▸ Given records:
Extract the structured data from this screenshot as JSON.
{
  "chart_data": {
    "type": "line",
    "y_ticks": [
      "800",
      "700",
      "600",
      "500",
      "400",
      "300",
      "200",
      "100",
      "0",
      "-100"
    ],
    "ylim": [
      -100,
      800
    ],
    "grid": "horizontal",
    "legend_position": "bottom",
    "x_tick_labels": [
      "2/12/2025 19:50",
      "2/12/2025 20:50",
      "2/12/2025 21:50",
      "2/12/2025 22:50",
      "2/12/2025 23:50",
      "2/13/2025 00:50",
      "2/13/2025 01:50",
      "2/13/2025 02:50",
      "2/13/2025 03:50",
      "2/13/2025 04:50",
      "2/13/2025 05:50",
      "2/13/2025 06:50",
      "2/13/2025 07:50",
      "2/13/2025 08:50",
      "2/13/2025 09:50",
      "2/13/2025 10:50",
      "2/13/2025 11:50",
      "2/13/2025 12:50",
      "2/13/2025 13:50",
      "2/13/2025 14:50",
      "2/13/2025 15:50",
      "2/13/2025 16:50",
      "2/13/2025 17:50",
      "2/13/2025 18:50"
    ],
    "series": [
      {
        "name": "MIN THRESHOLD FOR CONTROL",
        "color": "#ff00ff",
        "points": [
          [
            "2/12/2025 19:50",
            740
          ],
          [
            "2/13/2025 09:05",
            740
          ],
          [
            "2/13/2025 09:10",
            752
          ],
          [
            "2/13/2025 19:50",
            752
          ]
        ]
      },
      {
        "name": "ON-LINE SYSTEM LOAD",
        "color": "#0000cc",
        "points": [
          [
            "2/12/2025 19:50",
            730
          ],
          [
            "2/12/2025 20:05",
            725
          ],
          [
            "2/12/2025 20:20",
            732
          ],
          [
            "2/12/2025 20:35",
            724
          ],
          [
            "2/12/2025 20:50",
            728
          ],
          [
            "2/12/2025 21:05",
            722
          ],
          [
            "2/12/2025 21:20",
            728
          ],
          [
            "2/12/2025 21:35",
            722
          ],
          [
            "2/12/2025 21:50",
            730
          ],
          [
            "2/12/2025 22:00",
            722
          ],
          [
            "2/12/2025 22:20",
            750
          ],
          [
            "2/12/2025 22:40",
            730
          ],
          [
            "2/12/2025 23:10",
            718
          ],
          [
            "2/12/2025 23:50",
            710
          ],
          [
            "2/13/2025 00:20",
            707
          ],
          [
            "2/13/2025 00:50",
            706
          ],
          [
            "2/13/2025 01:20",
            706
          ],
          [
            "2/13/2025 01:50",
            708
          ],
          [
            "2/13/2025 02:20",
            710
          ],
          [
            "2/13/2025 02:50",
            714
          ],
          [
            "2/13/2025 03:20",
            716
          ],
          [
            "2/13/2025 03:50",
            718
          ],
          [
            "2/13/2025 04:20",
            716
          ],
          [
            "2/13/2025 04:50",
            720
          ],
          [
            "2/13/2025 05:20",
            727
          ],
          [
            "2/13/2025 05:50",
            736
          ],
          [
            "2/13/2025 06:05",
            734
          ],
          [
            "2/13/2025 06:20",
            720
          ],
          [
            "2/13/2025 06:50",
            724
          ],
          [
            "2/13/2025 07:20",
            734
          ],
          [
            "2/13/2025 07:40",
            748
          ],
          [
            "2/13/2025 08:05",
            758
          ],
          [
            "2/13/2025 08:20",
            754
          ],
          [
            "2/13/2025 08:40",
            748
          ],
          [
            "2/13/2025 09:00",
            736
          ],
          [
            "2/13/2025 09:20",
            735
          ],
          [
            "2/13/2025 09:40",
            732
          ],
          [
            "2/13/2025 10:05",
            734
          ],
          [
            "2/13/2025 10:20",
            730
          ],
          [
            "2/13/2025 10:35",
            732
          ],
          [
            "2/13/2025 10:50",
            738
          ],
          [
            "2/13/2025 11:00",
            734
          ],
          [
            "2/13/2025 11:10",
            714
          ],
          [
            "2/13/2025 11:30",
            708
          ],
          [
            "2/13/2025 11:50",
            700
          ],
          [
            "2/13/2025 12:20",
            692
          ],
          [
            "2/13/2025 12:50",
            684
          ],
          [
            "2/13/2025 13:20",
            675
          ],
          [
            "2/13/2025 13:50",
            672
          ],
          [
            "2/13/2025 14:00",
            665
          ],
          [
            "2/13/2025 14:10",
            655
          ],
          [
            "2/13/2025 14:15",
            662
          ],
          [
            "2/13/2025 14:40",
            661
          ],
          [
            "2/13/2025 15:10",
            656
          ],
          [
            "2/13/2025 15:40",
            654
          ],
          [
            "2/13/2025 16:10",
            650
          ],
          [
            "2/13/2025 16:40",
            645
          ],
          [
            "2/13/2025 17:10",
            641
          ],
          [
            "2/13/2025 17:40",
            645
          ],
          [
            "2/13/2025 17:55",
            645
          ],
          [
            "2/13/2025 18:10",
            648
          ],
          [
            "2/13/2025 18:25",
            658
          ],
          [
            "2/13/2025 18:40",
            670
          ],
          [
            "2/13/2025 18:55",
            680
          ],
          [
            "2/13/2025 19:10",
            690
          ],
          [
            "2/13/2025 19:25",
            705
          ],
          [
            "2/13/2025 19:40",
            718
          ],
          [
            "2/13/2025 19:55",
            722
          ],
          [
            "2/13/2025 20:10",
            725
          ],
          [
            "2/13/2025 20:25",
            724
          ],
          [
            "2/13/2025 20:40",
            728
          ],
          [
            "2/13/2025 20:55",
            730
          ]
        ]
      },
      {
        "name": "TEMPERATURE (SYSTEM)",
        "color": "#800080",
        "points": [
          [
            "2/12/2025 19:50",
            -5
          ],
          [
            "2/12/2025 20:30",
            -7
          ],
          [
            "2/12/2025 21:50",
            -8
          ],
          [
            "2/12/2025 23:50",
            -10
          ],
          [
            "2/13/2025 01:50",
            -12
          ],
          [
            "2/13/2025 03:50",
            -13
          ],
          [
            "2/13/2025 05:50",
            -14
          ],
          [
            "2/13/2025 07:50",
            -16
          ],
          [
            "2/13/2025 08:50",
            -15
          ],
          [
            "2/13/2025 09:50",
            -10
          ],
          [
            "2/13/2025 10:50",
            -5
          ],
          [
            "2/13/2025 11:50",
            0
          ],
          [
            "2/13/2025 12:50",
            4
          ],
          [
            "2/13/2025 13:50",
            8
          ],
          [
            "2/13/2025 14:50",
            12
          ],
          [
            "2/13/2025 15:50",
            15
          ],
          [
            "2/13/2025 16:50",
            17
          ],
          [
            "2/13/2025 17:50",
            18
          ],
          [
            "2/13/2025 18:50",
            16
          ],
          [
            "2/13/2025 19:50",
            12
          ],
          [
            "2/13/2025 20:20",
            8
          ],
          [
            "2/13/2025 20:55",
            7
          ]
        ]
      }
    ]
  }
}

▸ Required task:
Note each line of the entries that has "name" in it, and copy those lines.

▸ Task solution:
        "name": "MIN THRESHOLD FOR CONTROL",
        "name": "ON-LINE SYSTEM LOAD",
        "name": "TEMPERATURE (SYSTEM)",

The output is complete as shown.